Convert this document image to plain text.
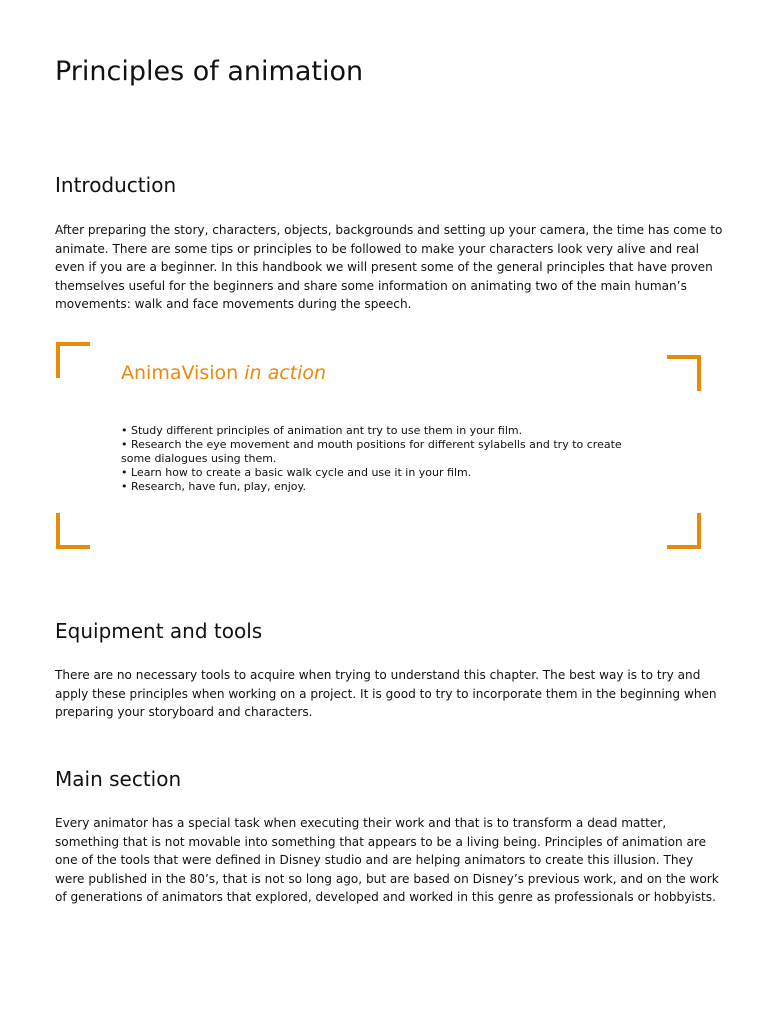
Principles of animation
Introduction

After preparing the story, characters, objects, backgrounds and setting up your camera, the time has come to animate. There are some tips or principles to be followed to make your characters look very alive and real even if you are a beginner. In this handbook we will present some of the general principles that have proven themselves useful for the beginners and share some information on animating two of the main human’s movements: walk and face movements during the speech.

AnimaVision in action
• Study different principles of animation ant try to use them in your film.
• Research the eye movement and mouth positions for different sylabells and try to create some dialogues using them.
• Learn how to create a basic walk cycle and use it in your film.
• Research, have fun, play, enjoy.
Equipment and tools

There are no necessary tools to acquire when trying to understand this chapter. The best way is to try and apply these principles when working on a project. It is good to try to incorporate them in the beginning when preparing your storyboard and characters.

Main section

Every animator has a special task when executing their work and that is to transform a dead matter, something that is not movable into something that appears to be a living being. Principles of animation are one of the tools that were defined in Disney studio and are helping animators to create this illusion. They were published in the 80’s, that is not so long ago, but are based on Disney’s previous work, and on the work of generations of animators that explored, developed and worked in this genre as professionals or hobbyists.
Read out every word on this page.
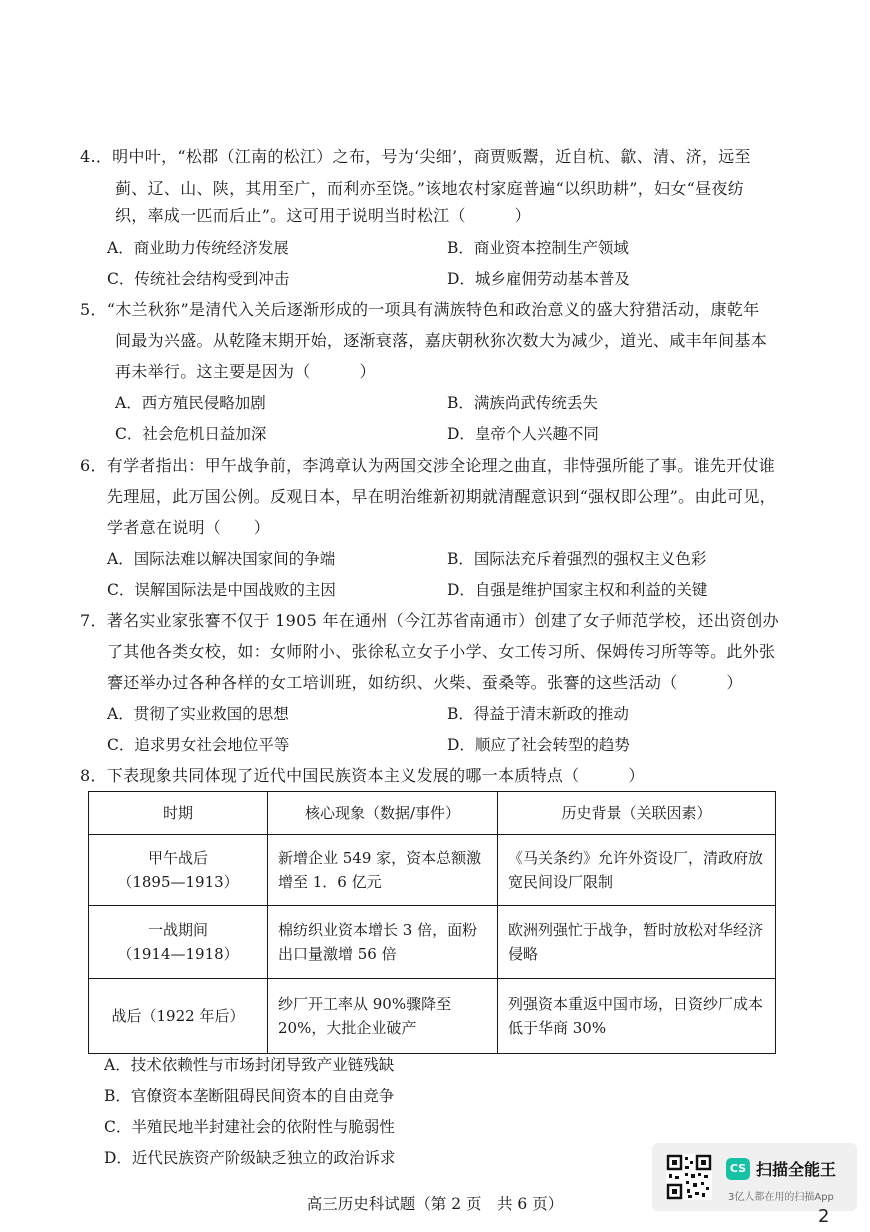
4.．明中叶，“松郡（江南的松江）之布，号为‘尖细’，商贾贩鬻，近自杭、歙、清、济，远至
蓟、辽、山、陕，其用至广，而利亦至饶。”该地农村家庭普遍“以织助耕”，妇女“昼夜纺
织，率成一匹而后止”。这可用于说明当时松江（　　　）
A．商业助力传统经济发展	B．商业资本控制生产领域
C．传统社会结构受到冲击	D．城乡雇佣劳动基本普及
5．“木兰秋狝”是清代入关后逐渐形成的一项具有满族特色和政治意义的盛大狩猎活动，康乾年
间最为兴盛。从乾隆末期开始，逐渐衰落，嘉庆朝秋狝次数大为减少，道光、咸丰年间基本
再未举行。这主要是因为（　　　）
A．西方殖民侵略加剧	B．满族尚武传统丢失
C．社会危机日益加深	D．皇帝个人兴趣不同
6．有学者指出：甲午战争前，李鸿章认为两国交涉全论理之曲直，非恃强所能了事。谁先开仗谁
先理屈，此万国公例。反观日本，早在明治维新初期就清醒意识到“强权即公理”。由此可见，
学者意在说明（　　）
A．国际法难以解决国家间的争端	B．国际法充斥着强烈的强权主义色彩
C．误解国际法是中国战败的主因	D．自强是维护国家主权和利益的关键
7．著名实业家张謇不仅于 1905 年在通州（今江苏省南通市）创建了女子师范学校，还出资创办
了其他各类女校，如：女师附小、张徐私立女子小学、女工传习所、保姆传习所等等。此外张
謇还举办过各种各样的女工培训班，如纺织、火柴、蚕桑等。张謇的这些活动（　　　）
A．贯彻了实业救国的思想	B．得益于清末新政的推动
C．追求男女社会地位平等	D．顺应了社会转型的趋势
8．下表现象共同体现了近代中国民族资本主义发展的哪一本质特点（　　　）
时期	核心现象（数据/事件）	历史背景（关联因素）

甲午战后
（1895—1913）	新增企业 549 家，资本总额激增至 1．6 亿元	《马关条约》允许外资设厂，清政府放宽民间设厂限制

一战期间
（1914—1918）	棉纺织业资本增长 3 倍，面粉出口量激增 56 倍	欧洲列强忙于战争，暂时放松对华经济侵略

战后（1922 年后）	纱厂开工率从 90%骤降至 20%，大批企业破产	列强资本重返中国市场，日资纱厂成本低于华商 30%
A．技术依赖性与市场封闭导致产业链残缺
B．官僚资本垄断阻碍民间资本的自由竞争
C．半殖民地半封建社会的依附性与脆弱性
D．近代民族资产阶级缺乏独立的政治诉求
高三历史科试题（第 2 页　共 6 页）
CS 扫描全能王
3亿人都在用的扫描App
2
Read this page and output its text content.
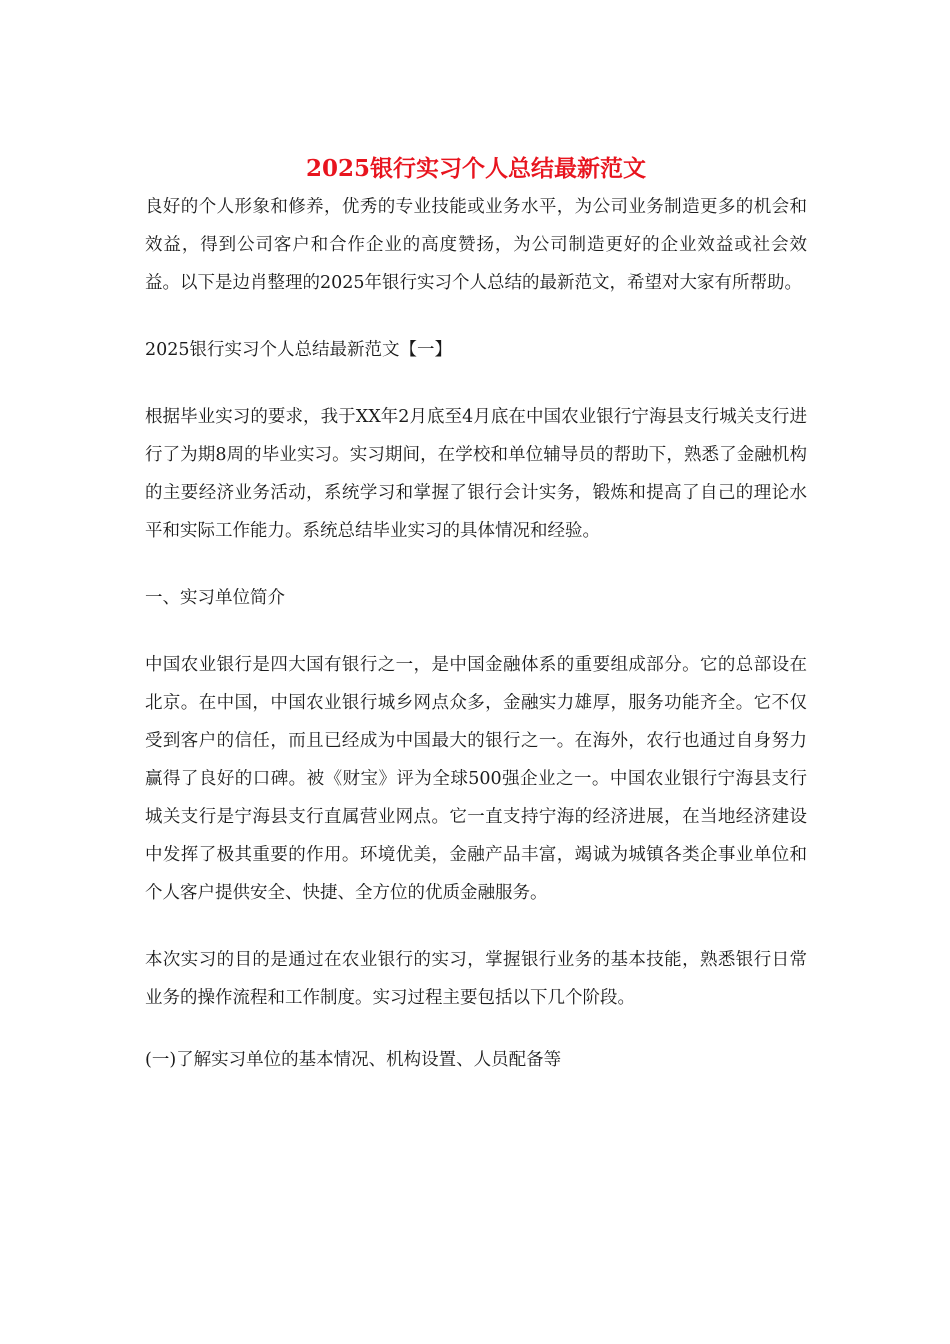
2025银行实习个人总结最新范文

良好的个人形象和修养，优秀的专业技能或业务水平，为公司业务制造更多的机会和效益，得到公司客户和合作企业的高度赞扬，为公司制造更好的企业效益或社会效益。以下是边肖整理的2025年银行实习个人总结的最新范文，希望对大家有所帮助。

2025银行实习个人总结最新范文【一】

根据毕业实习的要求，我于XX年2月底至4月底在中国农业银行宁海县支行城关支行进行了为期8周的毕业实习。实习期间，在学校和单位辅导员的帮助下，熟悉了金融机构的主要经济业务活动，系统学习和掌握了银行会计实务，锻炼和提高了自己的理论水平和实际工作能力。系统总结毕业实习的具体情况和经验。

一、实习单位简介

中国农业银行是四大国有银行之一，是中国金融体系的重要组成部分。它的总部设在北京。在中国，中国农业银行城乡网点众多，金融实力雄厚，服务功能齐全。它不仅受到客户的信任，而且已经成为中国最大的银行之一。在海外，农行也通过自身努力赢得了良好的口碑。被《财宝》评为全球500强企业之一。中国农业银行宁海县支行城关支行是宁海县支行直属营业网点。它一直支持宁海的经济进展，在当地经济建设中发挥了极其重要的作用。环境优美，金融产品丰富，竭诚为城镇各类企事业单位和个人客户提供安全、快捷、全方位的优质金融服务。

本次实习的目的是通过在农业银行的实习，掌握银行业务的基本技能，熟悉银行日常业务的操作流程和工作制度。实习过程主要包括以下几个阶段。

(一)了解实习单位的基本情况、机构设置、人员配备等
◇ ◇ ◇ ◇
**Problem requirements:**
Take the line that contains "Read this page and output its text content." and every line after it up to the end of the records above, and restate them exactly, without the pictures.

**Exercise solution:**
Read this page and output its text content.
2025银行实习个人总结最新范文

良好的个人形象和修养，优秀的专业技能或业务水平，为公司业务制造更多的机会和效益，得到公司客户和合作企业的高度赞扬，为公司制造更好的企业效益或社会效益。以下是边肖整理的2025年银行实习个人总结的最新范文，希望对大家有所帮助。

2025银行实习个人总结最新范文【一】

根据毕业实习的要求，我于XX年2月底至4月底在中国农业银行宁海县支行城关支行进行了为期8周的毕业实习。实习期间，在学校和单位辅导员的帮助下，熟悉了金融机构的主要经济业务活动，系统学习和掌握了银行会计实务，锻炼和提高了自己的理论水平和实际工作能力。系统总结毕业实习的具体情况和经验。

一、实习单位简介

中国农业银行是四大国有银行之一，是中国金融体系的重要组成部分。它的总部设在北京。在中国，中国农业银行城乡网点众多，金融实力雄厚，服务功能齐全。它不仅受到客户的信任，而且已经成为中国最大的银行之一。在海外，农行也通过自身努力赢得了良好的口碑。被《财宝》评为全球500强企业之一。中国农业银行宁海县支行城关支行是宁海县支行直属营业网点。它一直支持宁海的经济进展，在当地经济建设中发挥了极其重要的作用。环境优美，金融产品丰富，竭诚为城镇各类企事业单位和个人客户提供安全、快捷、全方位的优质金融服务。

本次实习的目的是通过在农业银行的实习，掌握银行业务的基本技能，熟悉银行日常业务的操作流程和工作制度。实习过程主要包括以下几个阶段。

(一)了解实习单位的基本情况、机构设置、人员配备等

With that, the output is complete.